**Stated exercise**
Nothing should be left out: output all of the entries exactly.

**Given information**
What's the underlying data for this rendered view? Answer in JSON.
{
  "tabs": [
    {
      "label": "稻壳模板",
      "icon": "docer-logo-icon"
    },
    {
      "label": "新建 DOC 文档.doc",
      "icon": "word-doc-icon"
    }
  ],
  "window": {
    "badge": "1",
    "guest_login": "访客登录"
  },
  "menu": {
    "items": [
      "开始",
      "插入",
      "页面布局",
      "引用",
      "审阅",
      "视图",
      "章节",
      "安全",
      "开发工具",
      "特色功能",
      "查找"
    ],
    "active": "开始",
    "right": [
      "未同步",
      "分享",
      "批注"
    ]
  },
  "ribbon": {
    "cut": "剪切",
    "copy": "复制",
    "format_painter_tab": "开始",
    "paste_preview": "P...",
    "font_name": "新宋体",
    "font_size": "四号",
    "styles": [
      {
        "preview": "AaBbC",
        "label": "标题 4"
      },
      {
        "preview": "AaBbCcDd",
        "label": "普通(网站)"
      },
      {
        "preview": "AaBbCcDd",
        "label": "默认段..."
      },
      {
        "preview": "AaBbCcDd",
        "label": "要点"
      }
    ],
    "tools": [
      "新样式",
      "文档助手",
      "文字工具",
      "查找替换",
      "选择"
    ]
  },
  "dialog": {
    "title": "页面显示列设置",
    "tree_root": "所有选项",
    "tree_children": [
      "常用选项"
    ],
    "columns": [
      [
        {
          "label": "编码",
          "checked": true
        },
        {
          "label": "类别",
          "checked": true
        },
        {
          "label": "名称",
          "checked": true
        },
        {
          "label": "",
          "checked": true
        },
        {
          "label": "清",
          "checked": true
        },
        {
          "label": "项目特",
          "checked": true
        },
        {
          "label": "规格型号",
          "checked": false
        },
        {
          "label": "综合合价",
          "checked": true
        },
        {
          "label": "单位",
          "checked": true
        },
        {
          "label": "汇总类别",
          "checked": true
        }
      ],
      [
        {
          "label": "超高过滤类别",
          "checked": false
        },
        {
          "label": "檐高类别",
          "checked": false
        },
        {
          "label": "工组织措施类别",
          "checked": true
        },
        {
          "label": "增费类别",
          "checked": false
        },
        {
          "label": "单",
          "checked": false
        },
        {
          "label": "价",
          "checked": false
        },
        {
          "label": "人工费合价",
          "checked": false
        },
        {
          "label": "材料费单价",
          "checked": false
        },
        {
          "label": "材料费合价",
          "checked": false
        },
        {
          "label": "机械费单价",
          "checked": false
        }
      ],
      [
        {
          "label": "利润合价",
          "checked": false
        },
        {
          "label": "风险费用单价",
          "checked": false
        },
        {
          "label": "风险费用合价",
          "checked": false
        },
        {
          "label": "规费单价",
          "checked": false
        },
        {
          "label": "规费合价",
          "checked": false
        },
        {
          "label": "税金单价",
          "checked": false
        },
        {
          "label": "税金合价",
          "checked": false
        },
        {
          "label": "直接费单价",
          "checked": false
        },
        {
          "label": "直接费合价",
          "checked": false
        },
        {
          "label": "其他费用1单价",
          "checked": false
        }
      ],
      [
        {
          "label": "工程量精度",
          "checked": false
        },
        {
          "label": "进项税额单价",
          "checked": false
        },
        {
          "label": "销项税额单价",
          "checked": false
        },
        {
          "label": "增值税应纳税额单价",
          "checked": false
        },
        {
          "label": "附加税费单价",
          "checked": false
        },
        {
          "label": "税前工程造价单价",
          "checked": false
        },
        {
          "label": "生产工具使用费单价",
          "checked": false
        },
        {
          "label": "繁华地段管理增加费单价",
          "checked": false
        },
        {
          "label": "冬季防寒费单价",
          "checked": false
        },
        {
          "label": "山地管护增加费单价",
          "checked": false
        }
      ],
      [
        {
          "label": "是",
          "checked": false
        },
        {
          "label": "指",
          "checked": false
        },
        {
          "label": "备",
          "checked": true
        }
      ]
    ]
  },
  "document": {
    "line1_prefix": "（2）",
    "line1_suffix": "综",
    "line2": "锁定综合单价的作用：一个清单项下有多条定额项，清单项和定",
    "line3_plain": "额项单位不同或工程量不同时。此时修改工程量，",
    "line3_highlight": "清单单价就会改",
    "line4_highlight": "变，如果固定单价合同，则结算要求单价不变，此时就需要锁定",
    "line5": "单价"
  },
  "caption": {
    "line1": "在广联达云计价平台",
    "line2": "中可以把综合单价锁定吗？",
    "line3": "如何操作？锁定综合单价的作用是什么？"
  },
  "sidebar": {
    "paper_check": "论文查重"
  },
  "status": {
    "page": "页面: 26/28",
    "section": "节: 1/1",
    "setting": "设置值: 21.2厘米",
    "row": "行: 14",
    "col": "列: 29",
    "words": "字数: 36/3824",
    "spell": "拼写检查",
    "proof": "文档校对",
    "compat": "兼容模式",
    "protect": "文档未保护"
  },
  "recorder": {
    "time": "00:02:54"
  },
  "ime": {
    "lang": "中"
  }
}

**Result of this task**
What's the underlying data for this rendered view? Answer in JSON.
{
  "tabs": [
    {
      "label": "稻壳模板",
      "icon": "docer-logo-icon"
    },
    {
      "label": "新建 DOC 文档.doc",
      "icon": "word-doc-icon"
    }
  ],
  "window": {
    "badge": "1",
    "guest_login": "访客登录"
  },
  "menu": {
    "items": [
      "开始",
      "插入",
      "页面布局",
      "引用",
      "审阅",
      "视图",
      "章节",
      "安全",
      "开发工具",
      "特色功能",
      "查找"
    ],
    "active": "开始",
    "right": [
      "未同步",
      "分享",
      "批注"
    ]
  },
  "ribbon": {
    "cut": "剪切",
    "copy": "复制",
    "format_painter_tab": "开始",
    "paste_preview": "P...",
    "font_name": "新宋体",
    "font_size": "四号",
    "styles": [
      {
        "preview": "AaBbC",
        "label": "标题 4"
      },
      {
        "preview": "AaBbCcDd",
        "label": "普通(网站)"
      },
      {
        "preview": "AaBbCcDd",
        "label": "默认段..."
      },
      {
        "preview": "AaBbCcDd",
        "label": "要点"
      }
    ],
    "tools": [
      "新样式",
      "文档助手",
      "文字工具",
      "查找替换",
      "选择"
    ]
  },
  "dialog": {
    "title": "页面显示列设置",
    "tree_root": "所有选项",
    "tree_children": [
      "常用选项"
    ],
    "columns": [
      [
        {
          "label": "编码",
          "checked": true
        },
        {
          "label": "类别",
          "checked": true
        },
        {
          "label": "名称",
          "checked": true
        },
        {
          "label": "",
          "checked": true
        },
        {
          "label": "清",
          "checked": true
        },
        {
          "label": "项目特",
          "checked": true
        },
        {
          "label": "规格型号",
          "checked": false
        },
        {
          "label": "综合合价",
          "checked": true
        },
        {
          "label": "单位",
          "checked": true
        },
        {
          "label": "汇总类别",
          "checked": true
        }
      ],
      [
        {
          "label": "超高过滤类别",
          "checked": false
        },
        {
          "label": "檐高类别",
          "checked": false
        },
        {
          "label": "工组织措施类别",
          "checked": true
        },
        {
          "label": "增费类别",
          "checked": false
        },
        {
          "label": "单",
          "checked": false
        },
        {
          "label": "价",
          "checked": false
        },
        {
          "label": "人工费合价",
          "checked": false
        },
        {
          "label": "材料费单价",
          "checked": false
        },
        {
          "label": "材料费合价",
          "checked": false
        },
        {
          "label": "机械费单价",
          "checked": false
        }
      ],
      [
        {
          "label": "利润合价",
          "checked": false
        },
        {
          "label": "风险费用单价",
          "checked": false
        },
        {
          "label": "风险费用合价",
          "checked": false
        },
        {
          "label": "规费单价",
          "checked": false
        },
        {
          "label": "规费合价",
          "checked": false
        },
        {
          "label": "税金单价",
          "checked": false
        },
        {
          "label": "税金合价",
          "checked": false
        },
        {
          "label": "直接费单价",
          "checked": false
        },
        {
          "label": "直接费合价",
          "checked": false
        },
        {
          "label": "其他费用1单价",
          "checked": false
        }
      ],
      [
        {
          "label": "工程量精度",
          "checked": false
        },
        {
          "label": "进项税额单价",
          "checked": false
        },
        {
          "label": "销项税额单价",
          "checked": false
        },
        {
          "label": "增值税应纳税额单价",
          "checked": false
        },
        {
          "label": "附加税费单价",
          "checked": false
        },
        {
          "label": "税前工程造价单价",
          "checked": false
        },
        {
          "label": "生产工具使用费单价",
          "checked": false
        },
        {
          "label": "繁华地段管理增加费单价",
          "checked": false
        },
        {
          "label": "冬季防寒费单价",
          "checked": false
        },
        {
          "label": "山地管护增加费单价",
          "checked": false
        }
      ],
      [
        {
          "label": "是",
          "checked": false
        },
        {
          "label": "指",
          "checked": false
        },
        {
          "label": "备",
          "checked": true
        }
      ]
    ]
  },
  "document": {
    "line1_prefix": "（2）",
    "line1_suffix": "综",
    "line2": "锁定综合单价的作用：一个清单项下有多条定额项，清单项和定",
    "line3_plain": "额项单位不同或工程量不同时。此时修改工程量，",
    "line3_highlight": "清单单价就会改",
    "line4_highlight": "变，如果固定单价合同，则结算要求单价不变，此时就需要锁定",
    "line5": "单价"
  },
  "caption": {
    "line1": "在广联达云计价平台",
    "line2": "中可以把综合单价锁定吗？",
    "line3": "如何操作？锁定综合单价的作用是什么？"
  },
  "sidebar": {
    "paper_check": "论文查重"
  },
  "status": {
    "page": "页面: 26/28",
    "section": "节: 1/1",
    "setting": "设置值: 21.2厘米",
    "row": "行: 14",
    "col": "列: 29",
    "words": "字数: 36/3824",
    "spell": "拼写检查",
    "proof": "文档校对",
    "compat": "兼容模式",
    "protect": "文档未保护"
  },
  "recorder": {
    "time": "00:02:54"
  },
  "ime": {
    "lang": "中"
  }
}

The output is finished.